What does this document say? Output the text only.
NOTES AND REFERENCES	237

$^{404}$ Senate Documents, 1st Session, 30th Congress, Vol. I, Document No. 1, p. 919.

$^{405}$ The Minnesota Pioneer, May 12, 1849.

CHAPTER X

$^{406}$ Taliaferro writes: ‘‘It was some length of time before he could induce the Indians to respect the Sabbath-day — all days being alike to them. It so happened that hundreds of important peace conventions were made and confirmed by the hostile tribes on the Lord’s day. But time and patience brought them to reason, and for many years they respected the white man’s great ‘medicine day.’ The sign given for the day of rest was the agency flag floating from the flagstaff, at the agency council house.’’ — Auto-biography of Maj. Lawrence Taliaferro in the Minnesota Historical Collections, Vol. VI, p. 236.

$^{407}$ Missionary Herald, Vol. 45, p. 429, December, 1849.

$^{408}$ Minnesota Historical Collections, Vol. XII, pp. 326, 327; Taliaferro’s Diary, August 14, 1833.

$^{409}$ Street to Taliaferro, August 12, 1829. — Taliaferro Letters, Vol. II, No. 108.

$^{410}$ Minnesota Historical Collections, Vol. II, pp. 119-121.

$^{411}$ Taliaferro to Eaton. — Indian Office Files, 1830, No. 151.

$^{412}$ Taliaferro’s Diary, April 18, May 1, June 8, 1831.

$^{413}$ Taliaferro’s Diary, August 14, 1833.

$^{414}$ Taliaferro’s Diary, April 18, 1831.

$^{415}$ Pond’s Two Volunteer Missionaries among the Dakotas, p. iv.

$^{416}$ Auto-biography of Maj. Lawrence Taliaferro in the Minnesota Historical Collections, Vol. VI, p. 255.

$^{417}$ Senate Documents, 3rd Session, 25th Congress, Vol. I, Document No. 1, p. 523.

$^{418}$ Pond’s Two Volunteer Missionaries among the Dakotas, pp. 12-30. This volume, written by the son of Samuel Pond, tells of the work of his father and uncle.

### WHAT TO PRODUCE
Return all lines with the word "April" in them.

### RESPONSE TO THE TASK
$^{412}$ Taliaferro’s Diary, April 18, May 1, June 8, 1831.
$^{414}$ Taliaferro’s Diary, April 18, 1831.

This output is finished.